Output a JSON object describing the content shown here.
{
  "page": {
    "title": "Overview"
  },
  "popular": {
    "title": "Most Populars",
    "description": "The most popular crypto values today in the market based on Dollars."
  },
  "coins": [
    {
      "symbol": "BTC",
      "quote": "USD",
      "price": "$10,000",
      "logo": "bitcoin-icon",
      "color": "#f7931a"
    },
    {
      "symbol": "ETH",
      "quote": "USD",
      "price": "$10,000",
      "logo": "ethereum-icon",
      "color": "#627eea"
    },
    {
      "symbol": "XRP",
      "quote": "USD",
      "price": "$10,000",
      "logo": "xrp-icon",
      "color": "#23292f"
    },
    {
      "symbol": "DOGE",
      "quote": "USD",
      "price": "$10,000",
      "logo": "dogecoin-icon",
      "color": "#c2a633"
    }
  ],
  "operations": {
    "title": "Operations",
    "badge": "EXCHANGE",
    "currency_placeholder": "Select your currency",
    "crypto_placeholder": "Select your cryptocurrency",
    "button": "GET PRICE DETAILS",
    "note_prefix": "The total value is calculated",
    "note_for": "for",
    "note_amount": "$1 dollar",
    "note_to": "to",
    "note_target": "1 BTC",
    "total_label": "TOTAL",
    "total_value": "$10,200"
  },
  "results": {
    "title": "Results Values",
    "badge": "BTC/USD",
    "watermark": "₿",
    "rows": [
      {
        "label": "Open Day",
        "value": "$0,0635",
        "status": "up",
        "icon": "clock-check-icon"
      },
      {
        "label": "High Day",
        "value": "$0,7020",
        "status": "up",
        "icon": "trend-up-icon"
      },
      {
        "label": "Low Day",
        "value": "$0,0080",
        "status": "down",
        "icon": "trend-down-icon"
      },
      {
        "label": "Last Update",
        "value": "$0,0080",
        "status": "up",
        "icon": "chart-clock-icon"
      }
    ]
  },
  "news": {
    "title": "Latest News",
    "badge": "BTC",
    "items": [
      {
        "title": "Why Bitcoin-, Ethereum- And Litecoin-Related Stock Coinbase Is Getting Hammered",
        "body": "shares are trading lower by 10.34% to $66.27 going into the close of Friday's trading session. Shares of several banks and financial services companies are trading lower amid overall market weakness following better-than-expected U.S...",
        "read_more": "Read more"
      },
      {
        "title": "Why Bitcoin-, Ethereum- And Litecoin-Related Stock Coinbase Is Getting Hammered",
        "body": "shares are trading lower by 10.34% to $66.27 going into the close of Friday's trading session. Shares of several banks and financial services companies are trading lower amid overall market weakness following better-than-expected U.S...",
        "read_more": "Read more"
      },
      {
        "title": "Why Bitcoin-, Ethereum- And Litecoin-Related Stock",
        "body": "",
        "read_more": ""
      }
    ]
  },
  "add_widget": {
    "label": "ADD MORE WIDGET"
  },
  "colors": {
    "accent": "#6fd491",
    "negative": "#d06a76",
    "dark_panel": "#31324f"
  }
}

● ● ● ●

Please output the entries above, every line exactly as it reads.

→ **WORKED ANSWER**:
Output a JSON object describing the content shown here.
{
  "page": {
    "title": "Overview"
  },
  "popular": {
    "title": "Most Populars",
    "description": "The most popular crypto values today in the market based on Dollars."
  },
  "coins": [
    {
      "symbol": "BTC",
      "quote": "USD",
      "price": "$10,000",
      "logo": "bitcoin-icon",
      "color": "#f7931a"
    },
    {
      "symbol": "ETH",
      "quote": "USD",
      "price": "$10,000",
      "logo": "ethereum-icon",
      "color": "#627eea"
    },
    {
      "symbol": "XRP",
      "quote": "USD",
      "price": "$10,000",
      "logo": "xrp-icon",
      "color": "#23292f"
    },
    {
      "symbol": "DOGE",
      "quote": "USD",
      "price": "$10,000",
      "logo": "dogecoin-icon",
      "color": "#c2a633"
    }
  ],
  "operations": {
    "title": "Operations",
    "badge": "EXCHANGE",
    "currency_placeholder": "Select your currency",
    "crypto_placeholder": "Select your cryptocurrency",
    "button": "GET PRICE DETAILS",
    "note_prefix": "The total value is calculated",
    "note_for": "for",
    "note_amount": "$1 dollar",
    "note_to": "to",
    "note_target": "1 BTC",
    "total_label": "TOTAL",
    "total_value": "$10,200"
  },
  "results": {
    "title": "Results Values",
    "badge": "BTC/USD",
    "watermark": "₿",
    "rows": [
      {
        "label": "Open Day",
        "value": "$0,0635",
        "status": "up",
        "icon": "clock-check-icon"
      },
      {
        "label": "High Day",
        "value": "$0,7020",
        "status": "up",
        "icon": "trend-up-icon"
      },
      {
        "label": "Low Day",
        "value": "$0,0080",
        "status": "down",
        "icon": "trend-down-icon"
      },
      {
        "label": "Last Update",
        "value": "$0,0080",
        "status": "up",
        "icon": "chart-clock-icon"
      }
    ]
  },
  "news": {
    "title": "Latest News",
    "badge": "BTC",
    "items": [
      {
        "title": "Why Bitcoin-, Ethereum- And Litecoin-Related Stock Coinbase Is Getting Hammered",
        "body": "shares are trading lower by 10.34% to $66.27 going into the close of Friday's trading session. Shares of several banks and financial services companies are trading lower amid overall market weakness following better-than-expected U.S...",
        "read_more": "Read more"
      },
      {
        "title": "Why Bitcoin-, Ethereum- And Litecoin-Related Stock Coinbase Is Getting Hammered",
        "body": "shares are trading lower by 10.34% to $66.27 going into the close of Friday's trading session. Shares of several banks and financial services companies are trading lower amid overall market weakness following better-than-expected U.S...",
        "read_more": "Read more"
      },
      {
        "title": "Why Bitcoin-, Ethereum- And Litecoin-Related Stock",
        "body": "",
        "read_more": ""
      }
    ]
  },
  "add_widget": {
    "label": "ADD MORE WIDGET"
  },
  "colors": {
    "accent": "#6fd491",
    "negative": "#d06a76",
    "dark_panel": "#31324f"
  }
}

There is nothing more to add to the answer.